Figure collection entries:
○ ○ ○ ○ ○ ○ ○

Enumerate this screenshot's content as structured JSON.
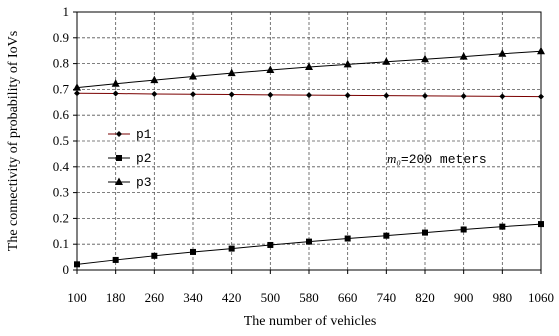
{
  "chart_data": {
    "type": "line",
    "xlabel": "The number of vehicles",
    "ylabel": "The connectivity of probability of IoVs",
    "x": [
      100,
      180,
      260,
      340,
      420,
      500,
      580,
      660,
      740,
      820,
      900,
      980,
      1060
    ],
    "x_tick_labels": [
      "100",
      "180",
      "260",
      "340",
      "420",
      "500",
      "580",
      "660",
      "740",
      "820",
      "900",
      "980",
      "1060"
    ],
    "y_tick_labels": [
      "0",
      "0.1",
      "0.2",
      "0.3",
      "0.4",
      "0.5",
      "0.6",
      "0.7",
      "0.8",
      "0.9",
      "1"
    ],
    "ylim": [
      0,
      1
    ],
    "grid": true,
    "legend_position": "left",
    "annotation": {
      "italic": "m₀",
      "text": "=200 meters"
    },
    "series": [
      {
        "name": "p1",
        "marker": "diamond",
        "color": "#7a0000",
        "values": [
          0.685,
          0.684,
          0.682,
          0.681,
          0.68,
          0.679,
          0.678,
          0.677,
          0.676,
          0.675,
          0.674,
          0.673,
          0.672
        ]
      },
      {
        "name": "p2",
        "marker": "square",
        "color": "#000000",
        "values": [
          0.022,
          0.039,
          0.055,
          0.07,
          0.083,
          0.097,
          0.11,
          0.122,
          0.133,
          0.145,
          0.157,
          0.168,
          0.178
        ]
      },
      {
        "name": "p3",
        "marker": "triangle",
        "color": "#000000",
        "values": [
          0.707,
          0.722,
          0.736,
          0.75,
          0.763,
          0.775,
          0.787,
          0.797,
          0.807,
          0.817,
          0.827,
          0.838,
          0.848
        ]
      }
    ]
  }
}
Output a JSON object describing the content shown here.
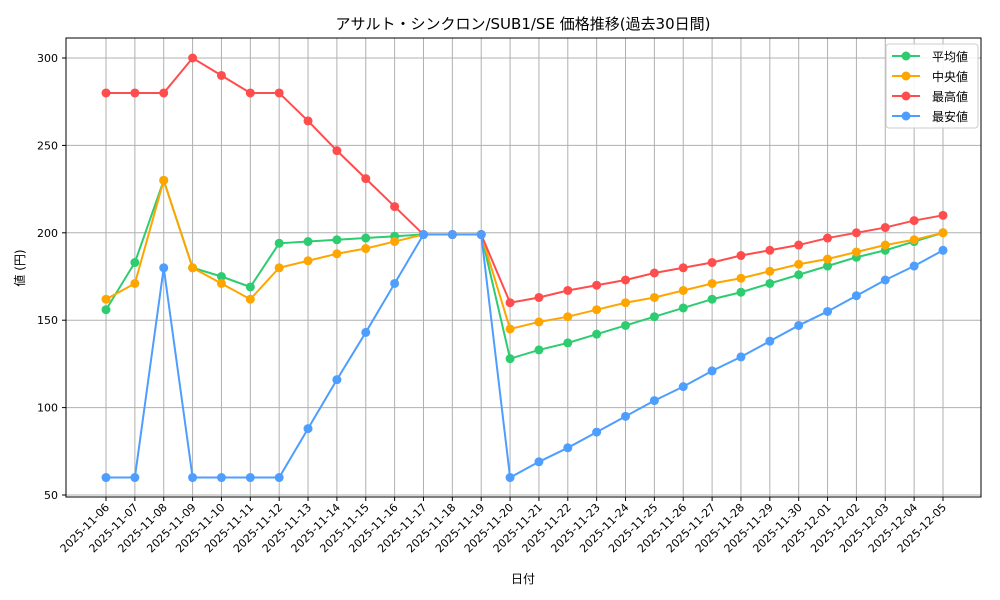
{
  "chart_data": {
    "type": "line",
    "title": "アサルト・シンクロン/SUB1/SE 価格推移(過去30日間)",
    "xlabel": "日付",
    "ylabel": "値 (円)",
    "ylim": [
      48,
      312
    ],
    "yticks": [
      50,
      100,
      150,
      200,
      250,
      300
    ],
    "grid": true,
    "legend_position": "top-right",
    "x": [
      "2025-11-06",
      "2025-11-07",
      "2025-11-08",
      "2025-11-09",
      "2025-11-10",
      "2025-11-11",
      "2025-11-12",
      "2025-11-13",
      "2025-11-14",
      "2025-11-15",
      "2025-11-16",
      "2025-11-17",
      "2025-11-18",
      "2025-11-19",
      "2025-11-20",
      "2025-11-21",
      "2025-11-22",
      "2025-11-23",
      "2025-11-24",
      "2025-11-25",
      "2025-11-26",
      "2025-11-27",
      "2025-11-28",
      "2025-11-29",
      "2025-11-30",
      "2025-12-01",
      "2025-12-02",
      "2025-12-03",
      "2025-12-04",
      "2025-12-05"
    ],
    "series": [
      {
        "name": "平均値",
        "color": "#2ecc71",
        "values": [
          156,
          183,
          230,
          180,
          175,
          169,
          194,
          195,
          196,
          197,
          198,
          199,
          199,
          199,
          128,
          133,
          137,
          142,
          147,
          152,
          157,
          162,
          166,
          171,
          176,
          181,
          186,
          190,
          195,
          200
        ]
      },
      {
        "name": "中央値",
        "color": "#ffa500",
        "values": [
          162,
          171,
          230,
          180,
          171,
          162,
          180,
          184,
          188,
          191,
          195,
          199,
          199,
          199,
          145,
          149,
          152,
          156,
          160,
          163,
          167,
          171,
          174,
          178,
          182,
          185,
          189,
          193,
          196,
          200
        ]
      },
      {
        "name": "最高値",
        "color": "#ff4d4d",
        "values": [
          280,
          280,
          280,
          300,
          290,
          280,
          280,
          264,
          247,
          231,
          215,
          199,
          199,
          199,
          160,
          163,
          167,
          170,
          173,
          177,
          180,
          183,
          187,
          190,
          193,
          197,
          200,
          203,
          207,
          210
        ]
      },
      {
        "name": "最安値",
        "color": "#4d9eff",
        "values": [
          60,
          60,
          180,
          60,
          60,
          60,
          60,
          88,
          116,
          143,
          171,
          199,
          199,
          199,
          60,
          69,
          77,
          86,
          95,
          104,
          112,
          121,
          129,
          138,
          147,
          155,
          164,
          173,
          181,
          190
        ]
      }
    ]
  }
}
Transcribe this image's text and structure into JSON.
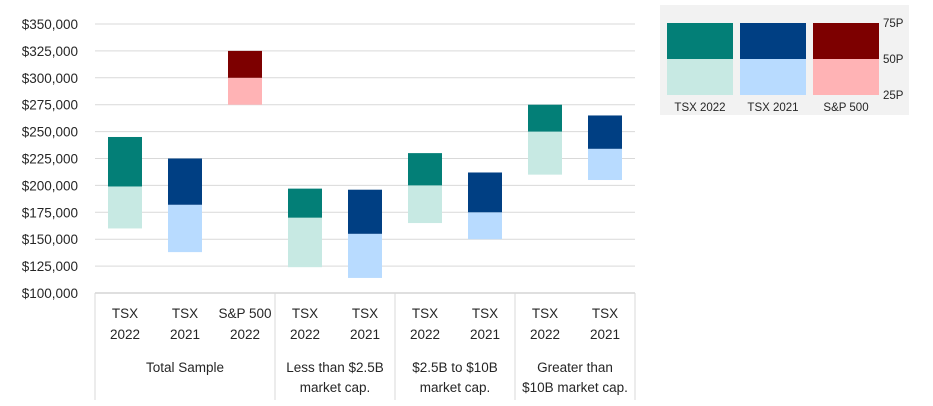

○ ○ ○ ○ ○ ○ ○

## WRITTEN PROBLEM
In your copy of the listing above, reproduce each line exactly and omit all pictures.

## WRITTEN ANSWER
Enumerate this screenshot's content as structured JSON.
{
  "chart_data": {
    "type": "line",
    "xlabel": "The number of vehicles",
    "ylabel": "The connectivity of probability of IoVs",
    "x": [
      100,
      180,
      260,
      340,
      420,
      500,
      580,
      660,
      740,
      820,
      900,
      980,
      1060
    ],
    "x_tick_labels": [
      "100",
      "180",
      "260",
      "340",
      "420",
      "500",
      "580",
      "660",
      "740",
      "820",
      "900",
      "980",
      "1060"
    ],
    "y_tick_labels": [
      "0",
      "0.1",
      "0.2",
      "0.3",
      "0.4",
      "0.5",
      "0.6",
      "0.7",
      "0.8",
      "0.9",
      "1"
    ],
    "ylim": [
      0,
      1
    ],
    "grid": true,
    "legend_position": "left",
    "annotation": {
      "italic": "m₀",
      "text": "=200 meters"
    },
    "series": [
      {
        "name": "p1",
        "marker": "diamond",
        "color": "#7a0000",
        "values": [
          0.685,
          0.684,
          0.682,
          0.681,
          0.68,
          0.679,
          0.678,
          0.677,
          0.676,
          0.675,
          0.674,
          0.673,
          0.672
        ]
      },
      {
        "name": "p2",
        "marker": "square",
        "color": "#000000",
        "values": [
          0.022,
          0.039,
          0.055,
          0.07,
          0.083,
          0.097,
          0.11,
          0.122,
          0.133,
          0.145,
          0.157,
          0.168,
          0.178
        ]
      },
      {
        "name": "p3",
        "marker": "triangle",
        "color": "#000000",
        "values": [
          0.707,
          0.722,
          0.736,
          0.75,
          0.763,
          0.775,
          0.787,
          0.797,
          0.807,
          0.817,
          0.827,
          0.838,
          0.848
        ]
      }
    ]
  }
}
Output a JSON object describing the content shown here.
{
  "chart_data": {
    "type": "line",
    "title": "アサルト・シンクロン/SUB1/SE 価格推移(過去30日間)",
    "xlabel": "日付",
    "ylabel": "値 (円)",
    "ylim": [
      48,
      312
    ],
    "yticks": [
      50,
      100,
      150,
      200,
      250,
      300
    ],
    "grid": true,
    "legend_position": "top-right",
    "x": [
      "2025-11-06",
      "2025-11-07",
      "2025-11-08",
      "2025-11-09",
      "2025-11-10",
      "2025-11-11",
      "2025-11-12",
      "2025-11-13",
      "2025-11-14",
      "2025-11-15",
      "2025-11-16",
      "2025-11-17",
      "2025-11-18",
      "2025-11-19",
      "2025-11-20",
      "2025-11-21",
      "2025-11-22",
      "2025-11-23",
      "2025-11-24",
      "2025-11-25",
      "2025-11-26",
      "2025-11-27",
      "2025-11-28",
      "2025-11-29",
      "2025-11-30",
      "2025-12-01",
      "2025-12-02",
      "2025-12-03",
      "2025-12-04",
      "2025-12-05"
    ],
    "series": [
      {
        "name": "平均値",
        "color": "#2ecc71",
        "values": [
          156,
          183,
          230,
          180,
          175,
          169,
          194,
          195,
          196,
          197,
          198,
          199,
          199,
          199,
          128,
          133,
          137,
          142,
          147,
          152,
          157,
          162,
          166,
          171,
          176,
          181,
          186,
          190,
          195,
          200
        ]
      },
      {
        "name": "中央値",
        "color": "#ffa500",
        "values": [
          162,
          171,
          230,
          180,
          171,
          162,
          180,
          184,
          188,
          191,
          195,
          199,
          199,
          199,
          145,
          149,
          152,
          156,
          160,
          163,
          167,
          171,
          174,
          178,
          182,
          185,
          189,
          193,
          196,
          200
        ]
      },
      {
        "name": "最高値",
        "color": "#ff4d4d",
        "values": [
          280,
          280,
          280,
          300,
          290,
          280,
          280,
          264,
          247,
          231,
          215,
          199,
          199,
          199,
          160,
          163,
          167,
          170,
          173,
          177,
          180,
          183,
          187,
          190,
          193,
          197,
          200,
          203,
          207,
          210
        ]
      },
      {
        "name": "最安値",
        "color": "#4d9eff",
        "values": [
          60,
          60,
          180,
          60,
          60,
          60,
          60,
          88,
          116,
          143,
          171,
          199,
          199,
          199,
          60,
          69,
          77,
          86,
          95,
          104,
          112,
          121,
          129,
          138,
          147,
          155,
          164,
          173,
          181,
          190
        ]
      }
    ]
  }
}
Transcribe this image's text and structure into JSON.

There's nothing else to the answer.